Work to be completed =>
Extract the whole listing as it stands. Do not include the pictures.

········

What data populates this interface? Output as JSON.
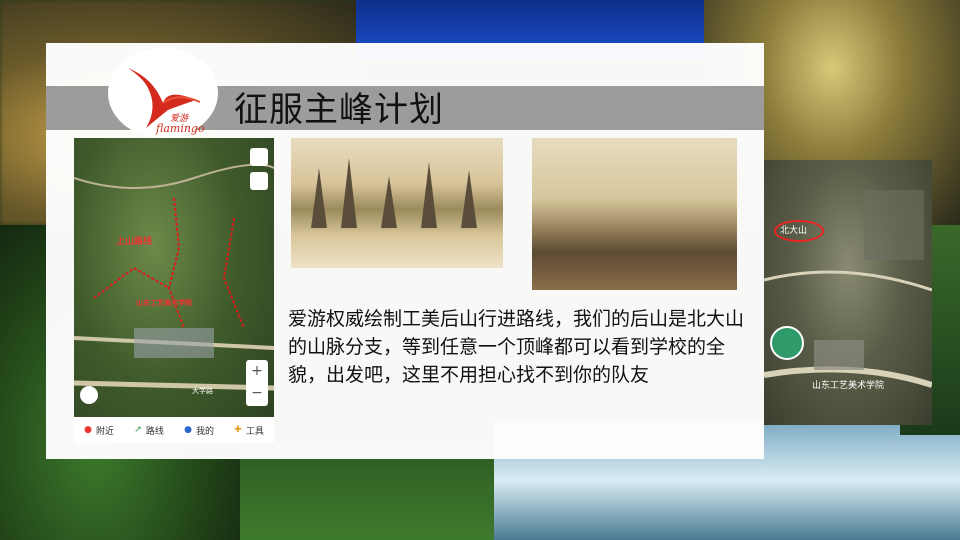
{
  "slide": {
    "title": "征服主峰计划",
    "description": "爱游权威绘制工美后山行进路线，我们的后山是北大山的山脉分支，等到任意一个顶峰都可以看到学校的全貌，出发吧，这里不用担心找不到你的队友"
  },
  "logo": {
    "text_cn": "爱游",
    "text_en": "flamingo",
    "color": "#d42a1e"
  },
  "map": {
    "route_label": "上山路线",
    "campus_label": "山东工艺美术学院",
    "road_label": "大学路",
    "zoom_in": "+",
    "zoom_out": "−",
    "toolbar": [
      {
        "icon": "location-pin-icon",
        "label": "附近"
      },
      {
        "icon": "route-icon",
        "label": "路线"
      },
      {
        "icon": "person-icon",
        "label": "我的"
      },
      {
        "icon": "tools-icon",
        "label": "工具"
      }
    ]
  },
  "satellite": {
    "mountain_label": "北大山",
    "campus_label": "山东工艺美术学院"
  }
}
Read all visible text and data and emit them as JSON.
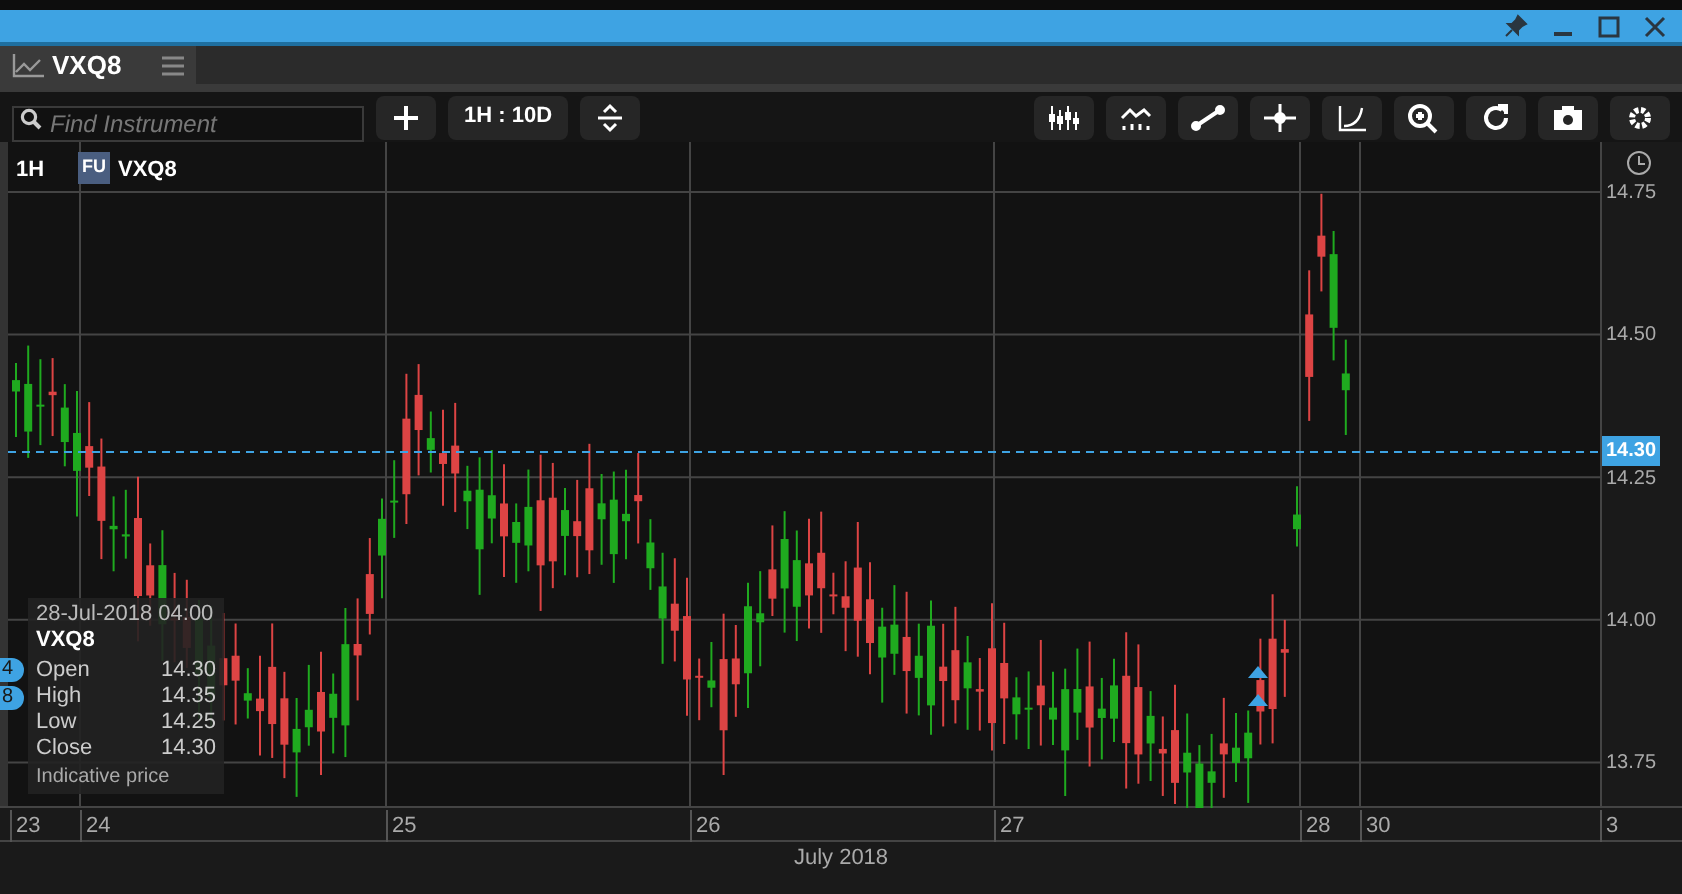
{
  "tab": {
    "label": "VXQ8",
    "selected": true
  },
  "search": {
    "placeholder": "Find Instrument"
  },
  "period_button": "1H : 10D",
  "legend": {
    "interval": "1H",
    "badge": "FU",
    "symbol": "VXQ8"
  },
  "y_axis": [
    "14.75",
    "14.50",
    "14.25",
    "14.00",
    "13.75"
  ],
  "current_price": "14.30",
  "x_axis": [
    "23",
    "24",
    "25",
    "26",
    "27",
    "28",
    "30",
    "3"
  ],
  "month": "July 2018",
  "side_markers": [
    "4",
    "8"
  ],
  "tooltip": {
    "date": "28-Jul-2018 04:00",
    "symbol": "VXQ8",
    "rows": [
      {
        "label": "Open",
        "value": "14.30"
      },
      {
        "label": "High",
        "value": "14.35"
      },
      {
        "label": "Low",
        "value": "14.25"
      },
      {
        "label": "Close",
        "value": "14.30"
      }
    ],
    "note": "Indicative price"
  }
}
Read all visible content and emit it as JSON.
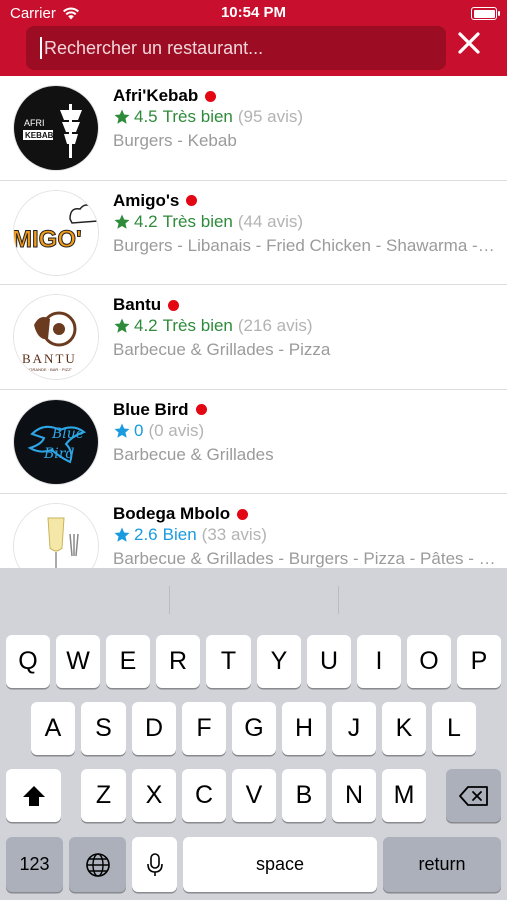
{
  "status_bar": {
    "carrier": "Carrier",
    "time": "10:54 PM"
  },
  "header": {
    "search_placeholder": "Rechercher un restaurant...",
    "close_icon": "close-icon",
    "bg_color": "#c8102e"
  },
  "restaurants": [
    {
      "name": "Afri'Kebab",
      "score": "4.5",
      "label": "Très bien",
      "reviews": "(95 avis)",
      "categories": "Burgers - Kebab",
      "star_color": "#2e8b3a",
      "logo_text": [
        "AFRI",
        "KEBAB"
      ]
    },
    {
      "name": "Amigo's",
      "score": "4.2",
      "label": "Très bien",
      "reviews": "(44 avis)",
      "categories": "Burgers - Libanais - Fried Chicken - Shawarma - Tacos",
      "star_color": "#2e8b3a",
      "logo_text": [
        "MIGO'"
      ]
    },
    {
      "name": "Bantu",
      "score": "4.2",
      "label": "Très bien",
      "reviews": "(216 avis)",
      "categories": "Barbecue & Grillades - Pizza",
      "star_color": "#2e8b3a",
      "logo_text": [
        "BANTU",
        "\"GRANDE · BAR · PIZZ\""
      ]
    },
    {
      "name": "Blue Bird",
      "score": "0",
      "label": "",
      "reviews": "(0 avis)",
      "categories": "Barbecue & Grillades",
      "star_color": "#1a9be0",
      "logo_text": [
        "Blue",
        "Bird"
      ]
    },
    {
      "name": "Bodega Mbolo",
      "score": "2.6",
      "label": "Bien",
      "reviews": "(33 avis)",
      "categories": "Barbecue & Grillades - Burgers - Pizza - Pâtes - Salades",
      "star_color": "#1a9be0",
      "logo_text": []
    }
  ],
  "keyboard": {
    "row1": [
      "Q",
      "W",
      "E",
      "R",
      "T",
      "Y",
      "U",
      "I",
      "O",
      "P"
    ],
    "row2": [
      "A",
      "S",
      "D",
      "F",
      "G",
      "H",
      "J",
      "K",
      "L"
    ],
    "row3": [
      "Z",
      "X",
      "C",
      "V",
      "B",
      "N",
      "M"
    ],
    "numbers_label": "123",
    "space_label": "space",
    "return_label": "return"
  }
}
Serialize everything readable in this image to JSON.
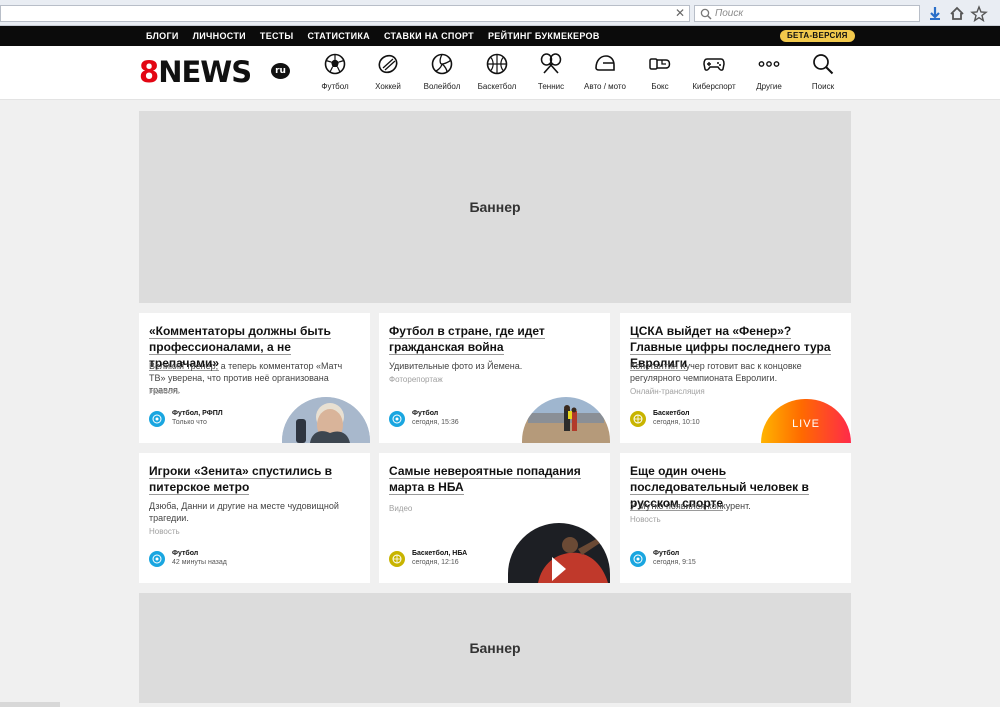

········

Result =>
What data populates this interface? Output as JSON.
{
  "slide": {
    "title": "征服主峰计划",
    "description": "爱游权威绘制工美后山行进路线，我们的后山是北大山的山脉分支，等到任意一个顶峰都可以看到学校的全貌，出发吧，这里不用担心找不到你的队友"
  },
  "logo": {
    "text_cn": "爱游",
    "text_en": "flamingo",
    "color": "#d42a1e"
  },
  "map": {
    "route_label": "上山路线",
    "campus_label": "山东工艺美术学院",
    "road_label": "大学路",
    "zoom_in": "+",
    "zoom_out": "−",
    "toolbar": [
      {
        "icon": "location-pin-icon",
        "label": "附近"
      },
      {
        "icon": "route-icon",
        "label": "路线"
      },
      {
        "icon": "person-icon",
        "label": "我的"
      },
      {
        "icon": "tools-icon",
        "label": "工具"
      }
    ]
  },
  "satellite": {
    "mountain_label": "北大山",
    "campus_label": "山东工艺美术学院"
  }
}
Read all visible text and data and emit them as JSON.
{
  "tab": {
    "label": "VXQ8",
    "selected": true
  },
  "search": {
    "placeholder": "Find Instrument"
  },
  "period_button": "1H : 10D",
  "legend": {
    "interval": "1H",
    "badge": "FU",
    "symbol": "VXQ8"
  },
  "y_axis": [
    "14.75",
    "14.50",
    "14.25",
    "14.00",
    "13.75"
  ],
  "current_price": "14.30",
  "x_axis": [
    "23",
    "24",
    "25",
    "26",
    "27",
    "28",
    "30",
    "3"
  ],
  "month": "July 2018",
  "side_markers": [
    "4",
    "8"
  ],
  "tooltip": {
    "date": "28-Jul-2018 04:00",
    "symbol": "VXQ8",
    "rows": [
      {
        "label": "Open",
        "value": "14.30"
      },
      {
        "label": "High",
        "value": "14.35"
      },
      {
        "label": "Low",
        "value": "14.25"
      },
      {
        "label": "Close",
        "value": "14.30"
      }
    ],
    "note": "Indicative price"
  }
}
Read all visible content and emit it as JSON.
{
  "status_bar": {
    "carrier": "Carrier",
    "time": "10:54 PM"
  },
  "header": {
    "search_placeholder": "Rechercher un restaurant...",
    "close_icon": "close-icon",
    "bg_color": "#c8102e"
  },
  "restaurants": [
    {
      "name": "Afri'Kebab",
      "score": "4.5",
      "label": "Très bien",
      "reviews": "(95 avis)",
      "categories": "Burgers - Kebab",
      "star_color": "#2e8b3a",
      "logo_text": [
        "AFRI",
        "KEBAB"
      ]
    },
    {
      "name": "Amigo's",
      "score": "4.2",
      "label": "Très bien",
      "reviews": "(44 avis)",
      "categories": "Burgers - Libanais - Fried Chicken - Shawarma - Tacos",
      "star_color": "#2e8b3a",
      "logo_text": [
        "MIGO'"
      ]
    },
    {
      "name": "Bantu",
      "score": "4.2",
      "label": "Très bien",
      "reviews": "(216 avis)",
      "categories": "Barbecue & Grillades - Pizza",
      "star_color": "#2e8b3a",
      "logo_text": [
        "BANTU",
        "\"GRANDE · BAR · PIZZ\""
      ]
    },
    {
      "name": "Blue Bird",
      "score": "0",
      "label": "",
      "reviews": "(0 avis)",
      "categories": "Barbecue & Grillades",
      "star_color": "#1a9be0",
      "logo_text": [
        "Blue",
        "Bird"
      ]
    },
    {
      "name": "Bodega Mbolo",
      "score": "2.6",
      "label": "Bien",
      "reviews": "(33 avis)",
      "categories": "Barbecue & Grillades - Burgers - Pizza - Pâtes - Salades",
      "star_color": "#1a9be0",
      "logo_text": []
    }
  ],
  "keyboard": {
    "row1": [
      "Q",
      "W",
      "E",
      "R",
      "T",
      "Y",
      "U",
      "I",
      "O",
      "P"
    ],
    "row2": [
      "A",
      "S",
      "D",
      "F",
      "G",
      "H",
      "J",
      "K",
      "L"
    ],
    "row3": [
      "Z",
      "X",
      "C",
      "V",
      "B",
      "N",
      "M"
    ],
    "numbers_label": "123",
    "space_label": "space",
    "return_label": "return"
  }
}
Serialize everything readable in this image to JSON.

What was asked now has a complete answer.